===== INFORMATION SHOWN
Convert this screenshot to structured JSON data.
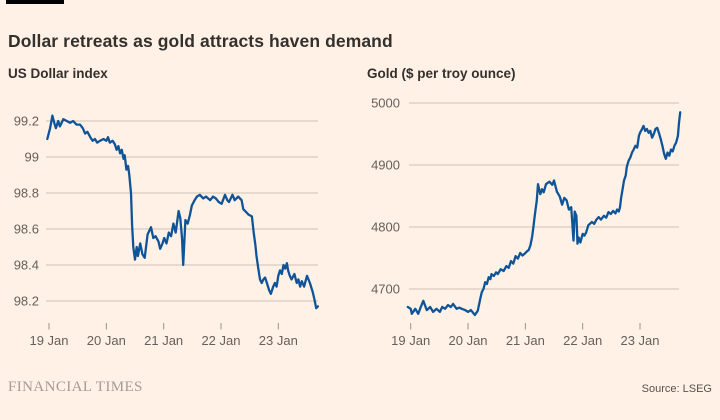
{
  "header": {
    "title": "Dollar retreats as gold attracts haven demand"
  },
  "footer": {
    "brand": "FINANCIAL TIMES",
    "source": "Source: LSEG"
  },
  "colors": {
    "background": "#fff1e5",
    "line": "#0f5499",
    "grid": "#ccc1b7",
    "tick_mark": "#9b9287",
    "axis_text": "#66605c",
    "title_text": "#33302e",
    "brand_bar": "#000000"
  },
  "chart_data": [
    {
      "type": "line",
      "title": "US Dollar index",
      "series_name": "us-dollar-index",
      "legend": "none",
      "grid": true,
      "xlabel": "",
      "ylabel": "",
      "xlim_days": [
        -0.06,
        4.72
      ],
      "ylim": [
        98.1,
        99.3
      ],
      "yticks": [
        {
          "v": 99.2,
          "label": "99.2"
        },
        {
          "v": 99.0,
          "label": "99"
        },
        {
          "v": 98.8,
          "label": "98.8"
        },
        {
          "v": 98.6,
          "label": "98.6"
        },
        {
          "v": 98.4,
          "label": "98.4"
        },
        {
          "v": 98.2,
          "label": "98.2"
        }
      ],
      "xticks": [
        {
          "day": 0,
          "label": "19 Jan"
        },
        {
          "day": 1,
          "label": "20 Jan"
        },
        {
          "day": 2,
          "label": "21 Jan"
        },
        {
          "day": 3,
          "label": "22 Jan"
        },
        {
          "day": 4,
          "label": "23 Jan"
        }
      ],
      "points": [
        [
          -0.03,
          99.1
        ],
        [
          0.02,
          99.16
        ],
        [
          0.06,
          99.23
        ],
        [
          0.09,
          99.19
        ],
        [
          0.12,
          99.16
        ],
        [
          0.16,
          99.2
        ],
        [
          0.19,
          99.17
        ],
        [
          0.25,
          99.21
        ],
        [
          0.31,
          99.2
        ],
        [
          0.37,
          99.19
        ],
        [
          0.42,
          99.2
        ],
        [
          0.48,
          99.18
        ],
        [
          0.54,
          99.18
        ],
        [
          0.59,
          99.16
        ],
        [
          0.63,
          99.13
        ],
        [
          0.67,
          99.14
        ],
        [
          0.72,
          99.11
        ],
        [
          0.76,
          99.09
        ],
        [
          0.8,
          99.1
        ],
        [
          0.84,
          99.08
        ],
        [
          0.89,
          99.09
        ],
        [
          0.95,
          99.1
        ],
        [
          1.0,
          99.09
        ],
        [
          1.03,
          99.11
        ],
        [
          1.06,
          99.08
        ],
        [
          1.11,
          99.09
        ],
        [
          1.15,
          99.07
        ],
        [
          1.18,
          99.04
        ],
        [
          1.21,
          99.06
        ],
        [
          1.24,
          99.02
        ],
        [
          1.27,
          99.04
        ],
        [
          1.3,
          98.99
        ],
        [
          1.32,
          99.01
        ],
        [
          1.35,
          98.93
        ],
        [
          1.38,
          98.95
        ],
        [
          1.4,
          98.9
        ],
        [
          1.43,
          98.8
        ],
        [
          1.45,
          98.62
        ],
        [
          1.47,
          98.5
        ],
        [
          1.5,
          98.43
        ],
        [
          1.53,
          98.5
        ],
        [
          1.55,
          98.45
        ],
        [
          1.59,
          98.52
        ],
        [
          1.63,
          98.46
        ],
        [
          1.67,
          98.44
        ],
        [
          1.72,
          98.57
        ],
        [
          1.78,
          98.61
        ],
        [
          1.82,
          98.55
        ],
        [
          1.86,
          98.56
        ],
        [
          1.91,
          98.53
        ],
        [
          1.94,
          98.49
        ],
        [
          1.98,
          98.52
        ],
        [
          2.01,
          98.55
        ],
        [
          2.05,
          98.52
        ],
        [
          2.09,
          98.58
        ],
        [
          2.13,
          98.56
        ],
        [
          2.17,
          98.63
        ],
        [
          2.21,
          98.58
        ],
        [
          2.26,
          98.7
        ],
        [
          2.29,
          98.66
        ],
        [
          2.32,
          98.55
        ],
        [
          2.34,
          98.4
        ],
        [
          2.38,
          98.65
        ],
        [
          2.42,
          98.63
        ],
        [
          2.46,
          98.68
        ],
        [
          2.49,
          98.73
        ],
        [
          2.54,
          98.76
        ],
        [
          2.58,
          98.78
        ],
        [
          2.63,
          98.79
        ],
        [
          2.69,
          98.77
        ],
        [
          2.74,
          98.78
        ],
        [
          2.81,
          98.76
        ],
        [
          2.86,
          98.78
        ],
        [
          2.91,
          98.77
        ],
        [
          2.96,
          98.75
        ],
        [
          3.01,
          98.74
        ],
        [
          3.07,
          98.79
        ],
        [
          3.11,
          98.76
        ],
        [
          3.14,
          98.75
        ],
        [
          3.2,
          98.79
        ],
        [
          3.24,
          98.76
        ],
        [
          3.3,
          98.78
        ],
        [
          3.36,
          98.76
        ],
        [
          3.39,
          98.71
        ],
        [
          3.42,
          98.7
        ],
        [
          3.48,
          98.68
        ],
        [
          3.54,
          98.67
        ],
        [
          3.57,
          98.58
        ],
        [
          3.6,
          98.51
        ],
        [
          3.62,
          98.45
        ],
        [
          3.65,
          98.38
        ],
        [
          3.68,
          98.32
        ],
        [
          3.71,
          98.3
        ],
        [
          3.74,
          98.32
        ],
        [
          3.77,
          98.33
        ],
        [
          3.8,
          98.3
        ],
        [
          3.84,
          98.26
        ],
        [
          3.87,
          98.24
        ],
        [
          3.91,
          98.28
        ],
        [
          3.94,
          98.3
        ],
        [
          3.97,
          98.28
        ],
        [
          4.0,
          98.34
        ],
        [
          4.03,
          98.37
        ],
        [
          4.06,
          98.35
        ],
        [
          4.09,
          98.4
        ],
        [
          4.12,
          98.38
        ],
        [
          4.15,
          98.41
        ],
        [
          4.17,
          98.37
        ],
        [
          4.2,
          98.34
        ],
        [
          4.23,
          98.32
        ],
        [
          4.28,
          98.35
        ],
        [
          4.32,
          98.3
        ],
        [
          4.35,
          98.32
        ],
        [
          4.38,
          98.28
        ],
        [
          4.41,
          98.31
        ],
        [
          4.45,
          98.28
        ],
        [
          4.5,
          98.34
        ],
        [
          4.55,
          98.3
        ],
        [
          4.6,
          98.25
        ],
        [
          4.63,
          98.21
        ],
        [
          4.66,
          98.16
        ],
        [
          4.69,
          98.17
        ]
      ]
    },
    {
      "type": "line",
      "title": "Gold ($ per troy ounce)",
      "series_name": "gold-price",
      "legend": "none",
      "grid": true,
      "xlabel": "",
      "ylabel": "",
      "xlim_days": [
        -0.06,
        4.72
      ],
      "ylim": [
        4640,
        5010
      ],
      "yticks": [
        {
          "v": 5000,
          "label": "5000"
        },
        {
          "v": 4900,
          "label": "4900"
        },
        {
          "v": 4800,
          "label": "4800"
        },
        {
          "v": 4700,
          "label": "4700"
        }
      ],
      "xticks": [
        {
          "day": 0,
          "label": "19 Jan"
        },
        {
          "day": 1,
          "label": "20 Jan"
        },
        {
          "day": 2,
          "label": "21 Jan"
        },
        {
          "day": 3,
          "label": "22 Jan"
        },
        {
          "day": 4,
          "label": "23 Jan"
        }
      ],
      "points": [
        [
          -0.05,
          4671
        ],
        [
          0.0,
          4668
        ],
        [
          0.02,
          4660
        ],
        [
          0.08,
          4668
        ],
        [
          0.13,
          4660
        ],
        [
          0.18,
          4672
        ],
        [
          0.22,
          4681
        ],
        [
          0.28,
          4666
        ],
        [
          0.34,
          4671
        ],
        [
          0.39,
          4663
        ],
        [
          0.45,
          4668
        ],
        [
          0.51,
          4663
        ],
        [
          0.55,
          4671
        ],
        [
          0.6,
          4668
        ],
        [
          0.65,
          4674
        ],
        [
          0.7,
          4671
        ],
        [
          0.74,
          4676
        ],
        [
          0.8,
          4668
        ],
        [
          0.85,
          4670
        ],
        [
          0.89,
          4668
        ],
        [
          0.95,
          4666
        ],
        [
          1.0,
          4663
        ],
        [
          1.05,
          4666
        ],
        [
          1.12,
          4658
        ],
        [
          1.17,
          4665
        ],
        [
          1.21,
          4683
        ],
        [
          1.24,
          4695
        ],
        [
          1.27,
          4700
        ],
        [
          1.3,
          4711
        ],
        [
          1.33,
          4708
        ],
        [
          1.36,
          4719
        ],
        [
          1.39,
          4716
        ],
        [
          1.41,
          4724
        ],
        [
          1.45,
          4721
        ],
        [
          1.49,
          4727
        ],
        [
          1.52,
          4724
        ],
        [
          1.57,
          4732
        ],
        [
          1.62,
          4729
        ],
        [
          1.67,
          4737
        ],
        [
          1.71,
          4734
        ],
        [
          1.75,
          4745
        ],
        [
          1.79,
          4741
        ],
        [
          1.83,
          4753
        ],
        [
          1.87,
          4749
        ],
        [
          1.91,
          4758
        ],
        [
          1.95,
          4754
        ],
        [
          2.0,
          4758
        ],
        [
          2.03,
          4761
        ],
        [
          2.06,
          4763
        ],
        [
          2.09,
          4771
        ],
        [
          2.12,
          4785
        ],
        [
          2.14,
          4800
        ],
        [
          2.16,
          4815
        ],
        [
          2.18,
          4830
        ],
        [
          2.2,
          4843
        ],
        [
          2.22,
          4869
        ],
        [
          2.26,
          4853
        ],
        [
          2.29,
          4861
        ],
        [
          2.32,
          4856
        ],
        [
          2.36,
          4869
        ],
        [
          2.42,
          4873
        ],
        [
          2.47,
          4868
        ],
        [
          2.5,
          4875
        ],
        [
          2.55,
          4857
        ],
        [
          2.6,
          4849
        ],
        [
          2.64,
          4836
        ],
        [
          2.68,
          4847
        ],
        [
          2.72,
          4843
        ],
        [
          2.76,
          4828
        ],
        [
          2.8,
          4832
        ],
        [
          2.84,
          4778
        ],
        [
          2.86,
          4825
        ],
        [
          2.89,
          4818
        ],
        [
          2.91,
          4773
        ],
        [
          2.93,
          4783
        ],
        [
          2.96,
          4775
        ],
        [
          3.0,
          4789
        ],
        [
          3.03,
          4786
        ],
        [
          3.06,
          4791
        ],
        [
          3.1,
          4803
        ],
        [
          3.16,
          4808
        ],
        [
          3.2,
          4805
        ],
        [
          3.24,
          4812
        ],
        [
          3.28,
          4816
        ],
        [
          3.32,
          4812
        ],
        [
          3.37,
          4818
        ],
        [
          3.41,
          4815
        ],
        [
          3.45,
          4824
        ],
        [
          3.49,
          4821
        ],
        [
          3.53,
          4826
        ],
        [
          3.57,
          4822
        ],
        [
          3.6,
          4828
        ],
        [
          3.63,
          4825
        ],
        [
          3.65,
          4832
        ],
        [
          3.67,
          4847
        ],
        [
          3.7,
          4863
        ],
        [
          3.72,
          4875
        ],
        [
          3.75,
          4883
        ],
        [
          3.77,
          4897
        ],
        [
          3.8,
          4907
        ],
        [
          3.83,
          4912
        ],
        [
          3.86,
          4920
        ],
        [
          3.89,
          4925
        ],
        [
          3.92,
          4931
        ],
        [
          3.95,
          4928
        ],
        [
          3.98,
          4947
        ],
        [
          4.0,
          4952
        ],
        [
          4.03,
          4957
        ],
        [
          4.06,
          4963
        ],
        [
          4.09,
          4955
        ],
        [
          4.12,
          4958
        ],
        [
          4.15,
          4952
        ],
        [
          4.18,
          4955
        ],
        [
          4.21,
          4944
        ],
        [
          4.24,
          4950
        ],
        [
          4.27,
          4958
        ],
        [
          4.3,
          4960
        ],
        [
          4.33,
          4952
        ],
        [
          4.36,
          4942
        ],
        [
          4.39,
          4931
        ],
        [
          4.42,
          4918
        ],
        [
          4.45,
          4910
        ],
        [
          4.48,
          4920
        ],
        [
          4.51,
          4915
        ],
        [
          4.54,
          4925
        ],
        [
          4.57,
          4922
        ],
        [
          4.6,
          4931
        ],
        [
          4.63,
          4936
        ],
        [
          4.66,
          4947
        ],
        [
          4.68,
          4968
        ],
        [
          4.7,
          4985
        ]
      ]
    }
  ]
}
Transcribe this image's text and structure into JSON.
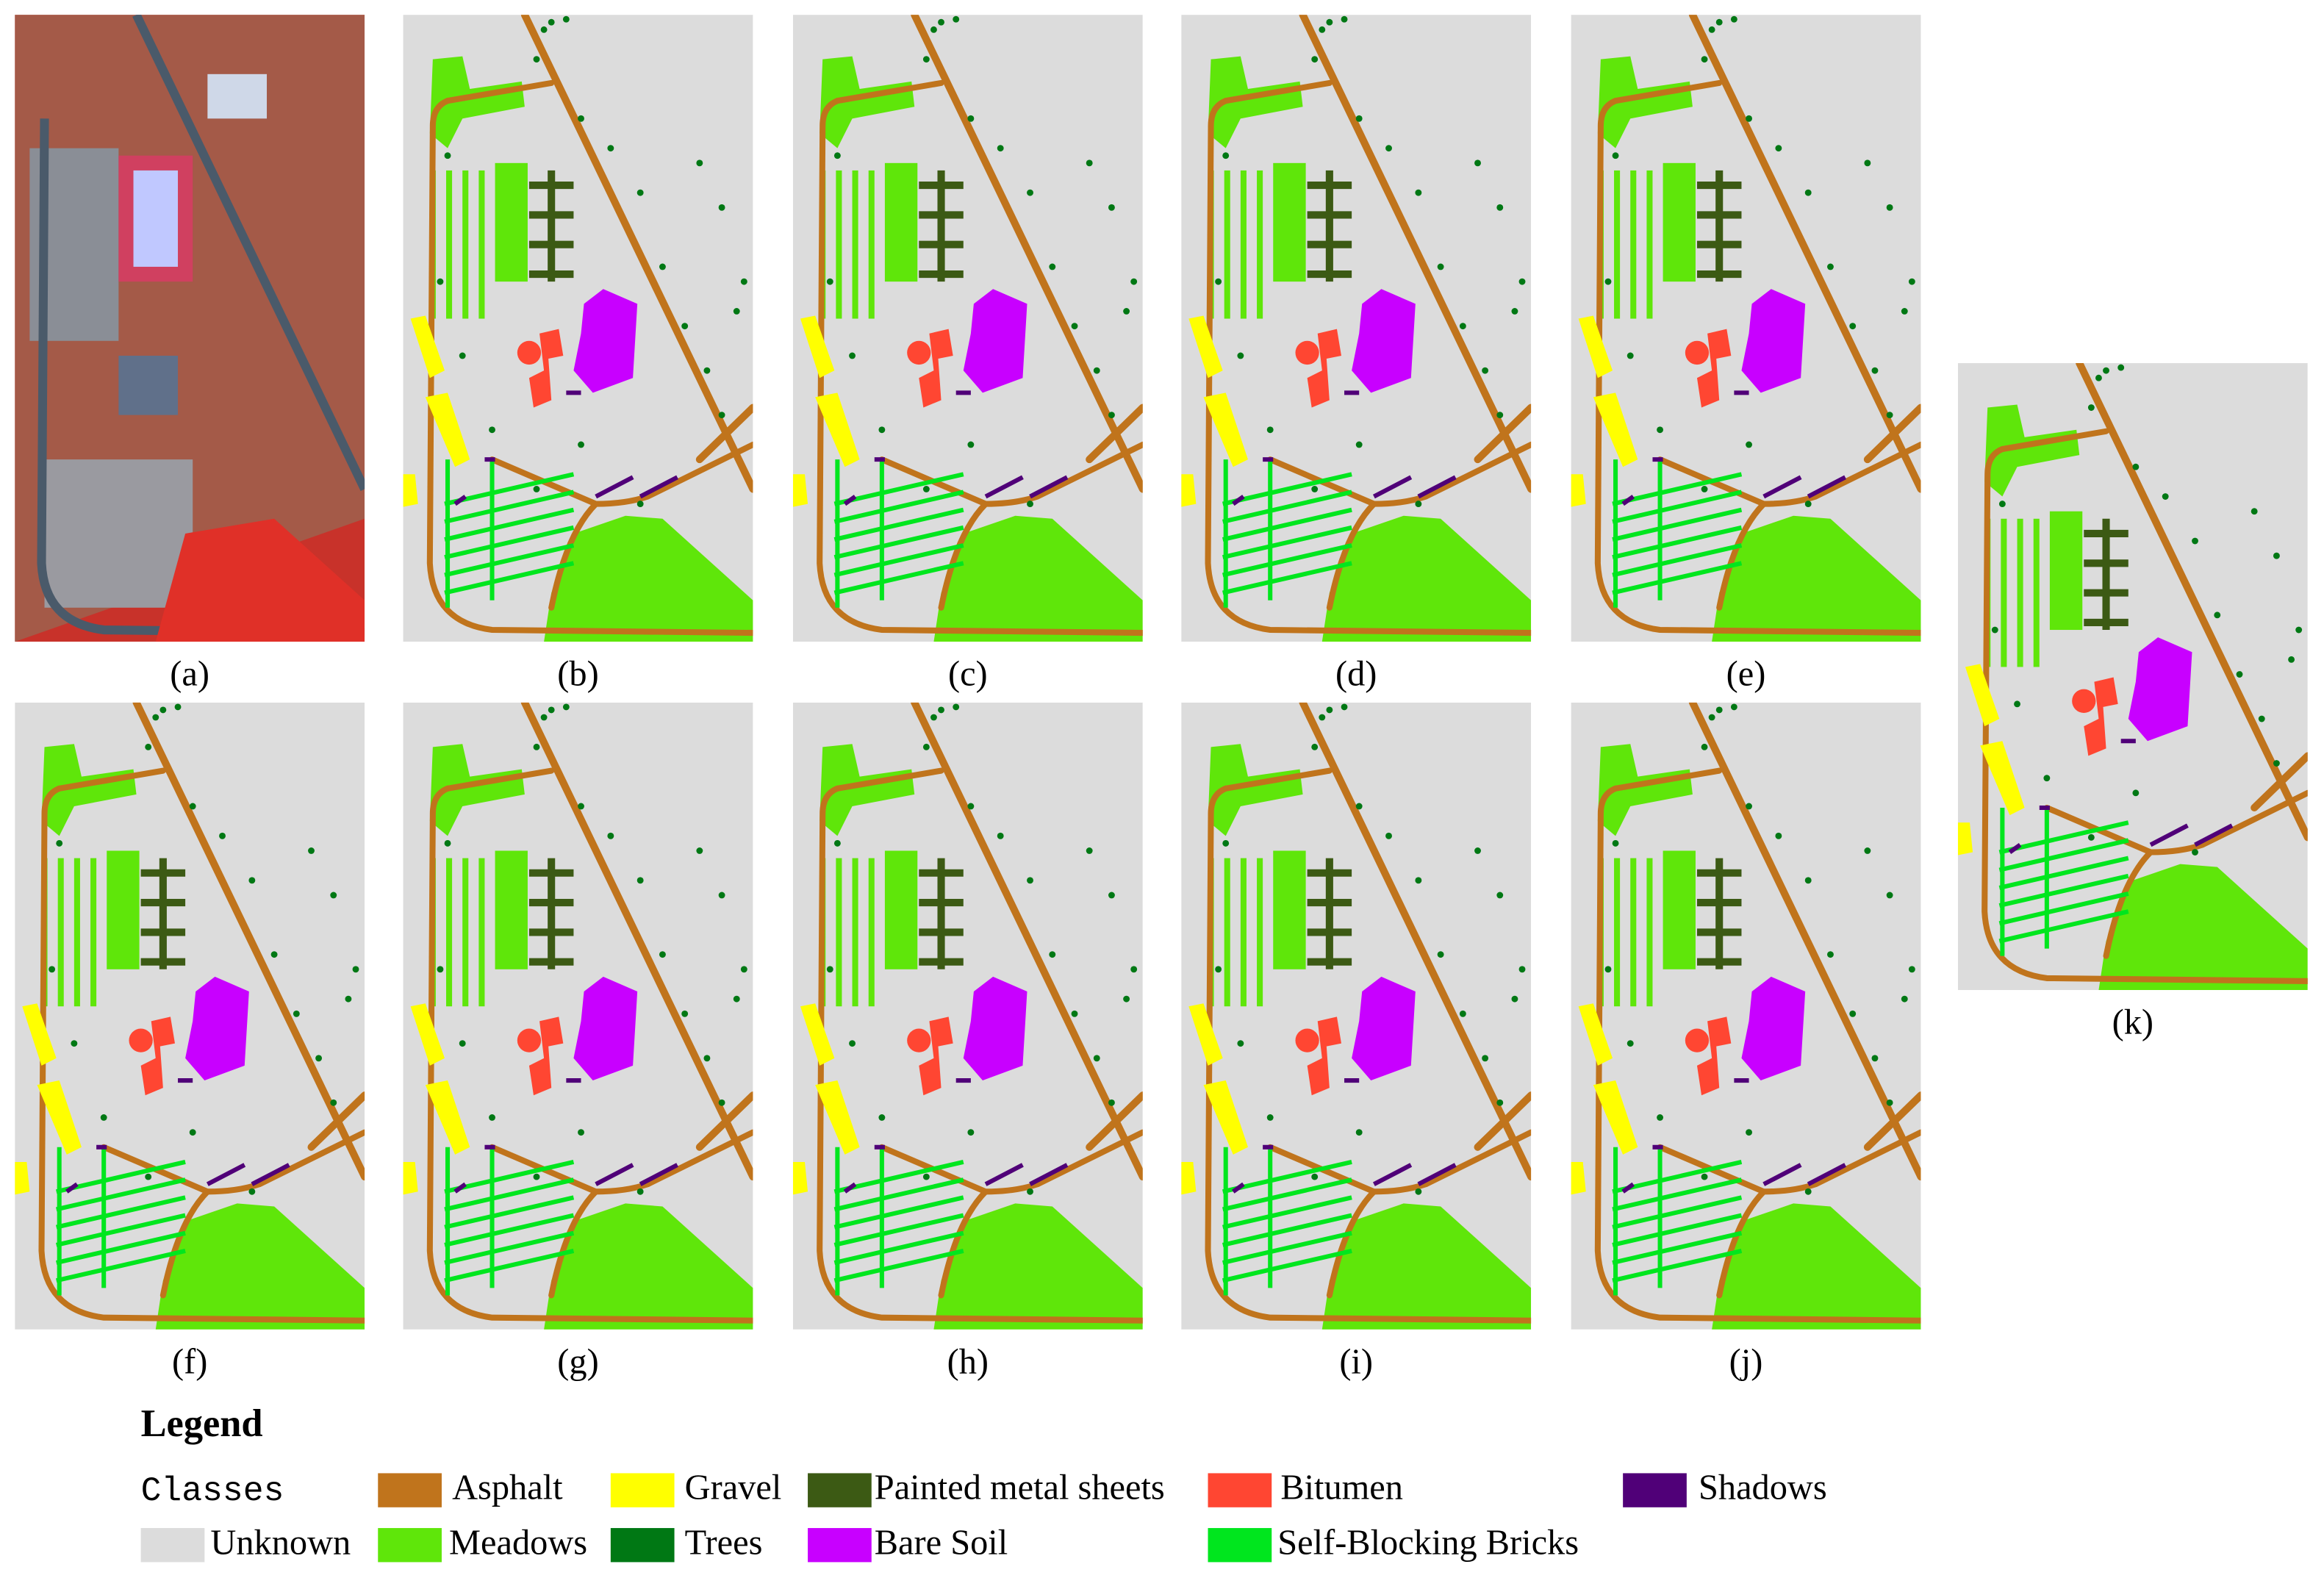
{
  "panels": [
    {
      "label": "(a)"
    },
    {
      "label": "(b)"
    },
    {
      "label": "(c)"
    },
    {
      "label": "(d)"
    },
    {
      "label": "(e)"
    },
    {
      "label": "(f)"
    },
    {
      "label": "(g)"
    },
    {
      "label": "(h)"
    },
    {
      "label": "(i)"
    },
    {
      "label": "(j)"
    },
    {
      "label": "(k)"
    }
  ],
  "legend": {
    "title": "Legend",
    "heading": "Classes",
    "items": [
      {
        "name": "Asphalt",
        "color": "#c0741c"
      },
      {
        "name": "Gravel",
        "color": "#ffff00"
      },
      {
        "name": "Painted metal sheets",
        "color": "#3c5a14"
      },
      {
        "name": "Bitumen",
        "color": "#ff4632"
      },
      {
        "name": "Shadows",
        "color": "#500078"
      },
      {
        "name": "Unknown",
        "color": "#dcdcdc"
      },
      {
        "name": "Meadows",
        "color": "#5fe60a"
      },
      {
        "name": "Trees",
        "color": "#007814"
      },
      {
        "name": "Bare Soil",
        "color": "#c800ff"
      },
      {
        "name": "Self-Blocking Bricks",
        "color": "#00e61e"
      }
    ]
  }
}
==========
## WORK REQUIRED
From the entries above, extract each line containing "this".

## EXPECTED ANSWER
Convert this screenshot to structured JSON data.
Transcribe this image's text and structure into JSON.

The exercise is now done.